Objective:
Give back the whole listing exactly as shown.

(Stored items)
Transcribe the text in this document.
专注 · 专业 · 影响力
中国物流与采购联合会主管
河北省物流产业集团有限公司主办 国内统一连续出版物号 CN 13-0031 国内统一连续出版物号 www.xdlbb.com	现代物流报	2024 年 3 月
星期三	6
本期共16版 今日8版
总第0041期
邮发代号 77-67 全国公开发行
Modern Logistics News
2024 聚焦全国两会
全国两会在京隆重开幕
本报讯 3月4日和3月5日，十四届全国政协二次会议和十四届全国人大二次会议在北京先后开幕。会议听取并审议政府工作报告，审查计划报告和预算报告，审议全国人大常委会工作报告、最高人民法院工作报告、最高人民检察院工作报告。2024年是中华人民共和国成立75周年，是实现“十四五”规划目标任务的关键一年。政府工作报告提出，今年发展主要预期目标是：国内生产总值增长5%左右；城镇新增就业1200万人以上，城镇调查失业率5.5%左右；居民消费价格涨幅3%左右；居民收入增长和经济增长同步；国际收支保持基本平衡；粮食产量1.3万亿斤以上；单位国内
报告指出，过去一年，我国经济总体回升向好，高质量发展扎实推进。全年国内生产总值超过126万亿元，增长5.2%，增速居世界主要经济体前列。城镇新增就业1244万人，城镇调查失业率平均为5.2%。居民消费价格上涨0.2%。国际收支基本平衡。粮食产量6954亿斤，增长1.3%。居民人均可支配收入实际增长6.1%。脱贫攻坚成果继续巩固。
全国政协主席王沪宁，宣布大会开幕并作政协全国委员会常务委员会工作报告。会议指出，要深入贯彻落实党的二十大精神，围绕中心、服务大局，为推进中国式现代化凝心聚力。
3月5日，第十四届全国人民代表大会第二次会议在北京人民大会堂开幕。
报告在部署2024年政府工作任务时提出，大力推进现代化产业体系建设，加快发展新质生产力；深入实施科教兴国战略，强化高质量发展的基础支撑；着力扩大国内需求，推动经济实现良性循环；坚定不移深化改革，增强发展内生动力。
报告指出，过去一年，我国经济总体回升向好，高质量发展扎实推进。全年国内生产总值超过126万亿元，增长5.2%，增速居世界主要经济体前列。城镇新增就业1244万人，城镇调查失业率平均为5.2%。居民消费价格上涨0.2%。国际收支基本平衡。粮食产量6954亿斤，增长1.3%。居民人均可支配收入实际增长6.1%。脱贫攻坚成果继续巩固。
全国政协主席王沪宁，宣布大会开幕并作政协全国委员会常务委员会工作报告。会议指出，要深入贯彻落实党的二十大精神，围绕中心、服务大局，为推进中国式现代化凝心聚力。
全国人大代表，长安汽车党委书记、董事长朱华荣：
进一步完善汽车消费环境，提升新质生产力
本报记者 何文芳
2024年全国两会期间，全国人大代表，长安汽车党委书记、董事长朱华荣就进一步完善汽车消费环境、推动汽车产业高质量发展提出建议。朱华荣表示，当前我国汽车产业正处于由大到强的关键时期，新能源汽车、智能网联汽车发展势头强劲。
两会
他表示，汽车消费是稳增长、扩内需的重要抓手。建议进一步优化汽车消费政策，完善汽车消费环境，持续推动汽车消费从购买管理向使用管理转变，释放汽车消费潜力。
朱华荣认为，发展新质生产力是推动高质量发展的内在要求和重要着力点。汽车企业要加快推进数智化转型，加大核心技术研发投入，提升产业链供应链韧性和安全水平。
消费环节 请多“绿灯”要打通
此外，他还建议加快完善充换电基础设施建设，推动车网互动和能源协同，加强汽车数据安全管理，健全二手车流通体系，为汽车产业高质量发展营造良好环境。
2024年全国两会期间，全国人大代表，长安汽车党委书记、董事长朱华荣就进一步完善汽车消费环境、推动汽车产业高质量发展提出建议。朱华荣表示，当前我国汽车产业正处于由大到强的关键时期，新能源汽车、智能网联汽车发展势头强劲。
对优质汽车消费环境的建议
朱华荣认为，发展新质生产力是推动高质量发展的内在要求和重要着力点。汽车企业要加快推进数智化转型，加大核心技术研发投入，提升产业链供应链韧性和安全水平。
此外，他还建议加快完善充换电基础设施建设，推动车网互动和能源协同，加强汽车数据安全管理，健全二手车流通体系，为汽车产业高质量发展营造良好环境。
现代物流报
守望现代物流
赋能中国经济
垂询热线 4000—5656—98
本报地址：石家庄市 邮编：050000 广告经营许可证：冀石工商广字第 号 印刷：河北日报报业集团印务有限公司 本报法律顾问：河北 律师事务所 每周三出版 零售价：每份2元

Answer in full:
Transcribe the text in this document.
专注 · 专业 · 影响力
中国物流与采购联合会主管
河北省物流产业集团有限公司主办 国内统一连续出版物号 CN 13-0031 国内统一连续出版物号 www.xdlbb.com	现代物流报	2024 年 3 月
星期三	6
本期共16版 今日8版
总第0041期
邮发代号 77-67 全国公开发行
Modern Logistics News
2024 聚焦全国两会
全国两会在京隆重开幕
本报讯 3月4日和3月5日，十四届全国政协二次会议和十四届全国人大二次会议在北京先后开幕。会议听取并审议政府工作报告，审查计划报告和预算报告，审议全国人大常委会工作报告、最高人民法院工作报告、最高人民检察院工作报告。2024年是中华人民共和国成立75周年，是实现“十四五”规划目标任务的关键一年。政府工作报告提出，今年发展主要预期目标是：国内生产总值增长5%左右；城镇新增就业1200万人以上，城镇调查失业率5.5%左右；居民消费价格涨幅3%左右；居民收入增长和经济增长同步；国际收支保持基本平衡；粮食产量1.3万亿斤以上；单位国内
报告指出，过去一年，我国经济总体回升向好，高质量发展扎实推进。全年国内生产总值超过126万亿元，增长5.2%，增速居世界主要经济体前列。城镇新增就业1244万人，城镇调查失业率平均为5.2%。居民消费价格上涨0.2%。国际收支基本平衡。粮食产量6954亿斤，增长1.3%。居民人均可支配收入实际增长6.1%。脱贫攻坚成果继续巩固。
全国政协主席王沪宁，宣布大会开幕并作政协全国委员会常务委员会工作报告。会议指出，要深入贯彻落实党的二十大精神，围绕中心、服务大局，为推进中国式现代化凝心聚力。
3月5日，第十四届全国人民代表大会第二次会议在北京人民大会堂开幕。
报告在部署2024年政府工作任务时提出，大力推进现代化产业体系建设，加快发展新质生产力；深入实施科教兴国战略，强化高质量发展的基础支撑；着力扩大国内需求，推动经济实现良性循环；坚定不移深化改革，增强发展内生动力。
报告指出，过去一年，我国经济总体回升向好，高质量发展扎实推进。全年国内生产总值超过126万亿元，增长5.2%，增速居世界主要经济体前列。城镇新增就业1244万人，城镇调查失业率平均为5.2%。居民消费价格上涨0.2%。国际收支基本平衡。粮食产量6954亿斤，增长1.3%。居民人均可支配收入实际增长6.1%。脱贫攻坚成果继续巩固。
全国政协主席王沪宁，宣布大会开幕并作政协全国委员会常务委员会工作报告。会议指出，要深入贯彻落实党的二十大精神，围绕中心、服务大局，为推进中国式现代化凝心聚力。
全国人大代表，长安汽车党委书记、董事长朱华荣：
进一步完善汽车消费环境，提升新质生产力
本报记者 何文芳
2024年全国两会期间，全国人大代表，长安汽车党委书记、董事长朱华荣就进一步完善汽车消费环境、推动汽车产业高质量发展提出建议。朱华荣表示，当前我国汽车产业正处于由大到强的关键时期，新能源汽车、智能网联汽车发展势头强劲。
两会
他表示，汽车消费是稳增长、扩内需的重要抓手。建议进一步优化汽车消费政策，完善汽车消费环境，持续推动汽车消费从购买管理向使用管理转变，释放汽车消费潜力。
朱华荣认为，发展新质生产力是推动高质量发展的内在要求和重要着力点。汽车企业要加快推进数智化转型，加大核心技术研发投入，提升产业链供应链韧性和安全水平。
消费环节 请多“绿灯”要打通
此外，他还建议加快完善充换电基础设施建设，推动车网互动和能源协同，加强汽车数据安全管理，健全二手车流通体系，为汽车产业高质量发展营造良好环境。
2024年全国两会期间，全国人大代表，长安汽车党委书记、董事长朱华荣就进一步完善汽车消费环境、推动汽车产业高质量发展提出建议。朱华荣表示，当前我国汽车产业正处于由大到强的关键时期，新能源汽车、智能网联汽车发展势头强劲。
对优质汽车消费环境的建议
朱华荣认为，发展新质生产力是推动高质量发展的内在要求和重要着力点。汽车企业要加快推进数智化转型，加大核心技术研发投入，提升产业链供应链韧性和安全水平。
此外，他还建议加快完善充换电基础设施建设，推动车网互动和能源协同，加强汽车数据安全管理，健全二手车流通体系，为汽车产业高质量发展营造良好环境。
现代物流报
守望现代物流
赋能中国经济
垂询热线 4000—5656—98
本报地址：石家庄市 邮编：050000 广告经营许可证：冀石工商广字第 号 印刷：河北日报报业集团印务有限公司 本报法律顾问：河北 律师事务所 每周三出版 零售价：每份2元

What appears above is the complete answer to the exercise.